begin Material provided

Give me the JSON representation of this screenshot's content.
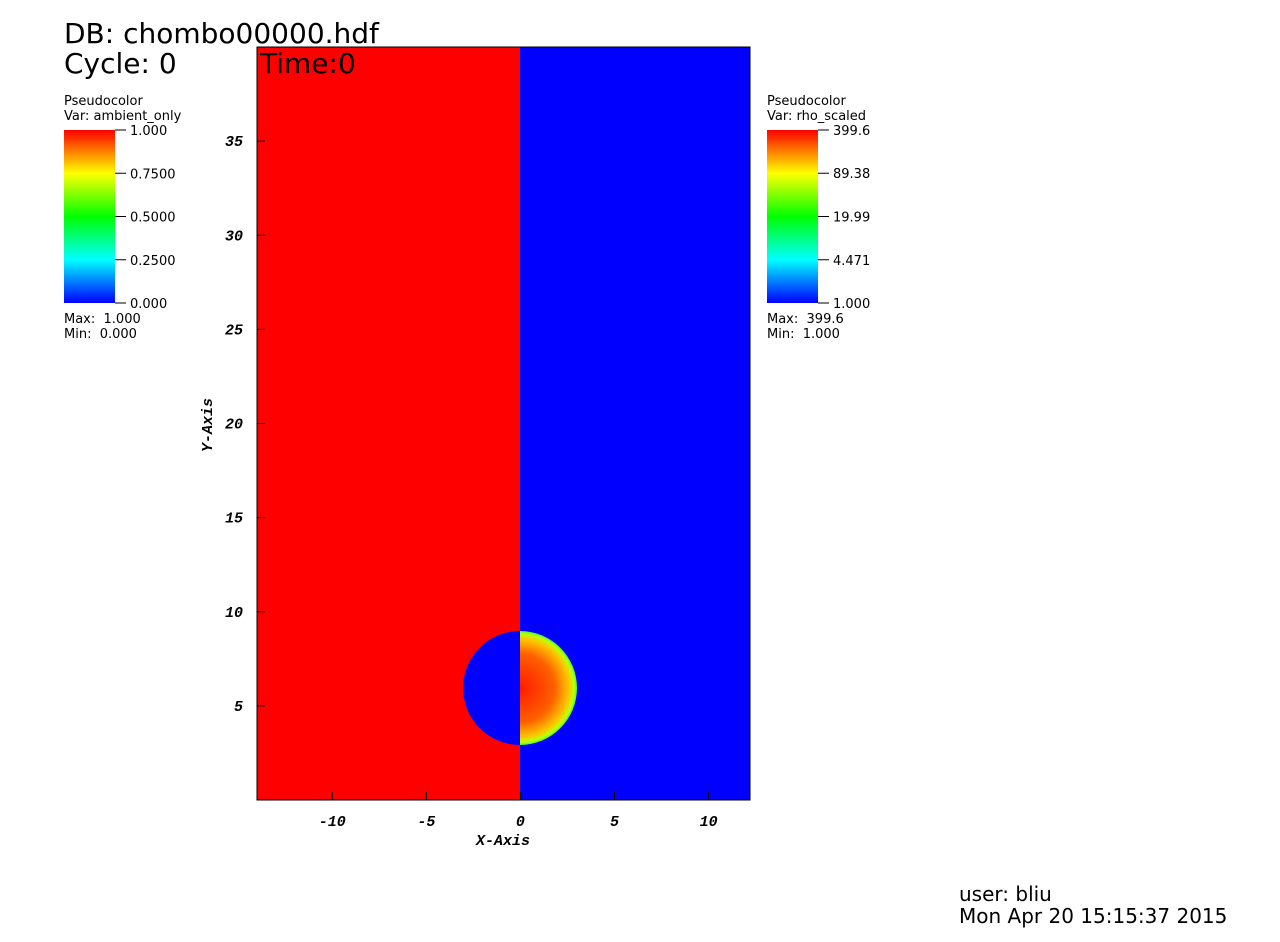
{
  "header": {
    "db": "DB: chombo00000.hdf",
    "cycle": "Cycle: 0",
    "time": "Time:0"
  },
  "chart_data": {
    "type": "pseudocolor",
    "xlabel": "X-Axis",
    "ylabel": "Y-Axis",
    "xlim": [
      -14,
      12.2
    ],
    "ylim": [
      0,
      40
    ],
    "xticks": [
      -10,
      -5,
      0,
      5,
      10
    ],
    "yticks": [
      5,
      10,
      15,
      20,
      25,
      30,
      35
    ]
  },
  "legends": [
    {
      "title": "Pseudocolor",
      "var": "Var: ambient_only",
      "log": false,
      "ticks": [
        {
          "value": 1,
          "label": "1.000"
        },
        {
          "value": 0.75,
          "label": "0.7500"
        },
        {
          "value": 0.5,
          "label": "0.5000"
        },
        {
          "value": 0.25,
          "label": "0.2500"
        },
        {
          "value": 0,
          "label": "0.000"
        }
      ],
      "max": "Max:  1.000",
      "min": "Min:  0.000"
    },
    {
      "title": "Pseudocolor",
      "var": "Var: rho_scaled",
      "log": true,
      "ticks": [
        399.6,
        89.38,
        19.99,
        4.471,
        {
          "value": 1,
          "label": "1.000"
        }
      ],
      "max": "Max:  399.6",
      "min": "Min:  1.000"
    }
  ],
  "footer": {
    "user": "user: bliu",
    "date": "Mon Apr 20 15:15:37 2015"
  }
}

end Material provided
begin Material provided

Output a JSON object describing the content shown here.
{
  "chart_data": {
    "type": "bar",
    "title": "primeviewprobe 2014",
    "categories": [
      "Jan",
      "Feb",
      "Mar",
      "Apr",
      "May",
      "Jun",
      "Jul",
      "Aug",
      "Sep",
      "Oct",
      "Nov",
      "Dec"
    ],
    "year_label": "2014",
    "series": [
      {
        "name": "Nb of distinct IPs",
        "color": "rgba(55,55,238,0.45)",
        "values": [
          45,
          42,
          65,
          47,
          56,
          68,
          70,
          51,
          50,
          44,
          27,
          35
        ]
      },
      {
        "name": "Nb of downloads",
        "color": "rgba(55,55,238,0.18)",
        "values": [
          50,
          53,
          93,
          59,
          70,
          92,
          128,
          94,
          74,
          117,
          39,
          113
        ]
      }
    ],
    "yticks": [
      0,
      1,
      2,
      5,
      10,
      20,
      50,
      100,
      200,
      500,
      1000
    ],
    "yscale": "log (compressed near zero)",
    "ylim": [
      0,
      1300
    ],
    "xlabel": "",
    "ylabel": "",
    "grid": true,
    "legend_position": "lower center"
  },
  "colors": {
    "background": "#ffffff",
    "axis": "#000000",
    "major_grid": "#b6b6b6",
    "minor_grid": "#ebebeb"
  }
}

end Material provided

Where a line contains "name", copy that line.

Completed exercise:
        "name": "Nb of distinct IPs",
        "name": "Nb of downloads",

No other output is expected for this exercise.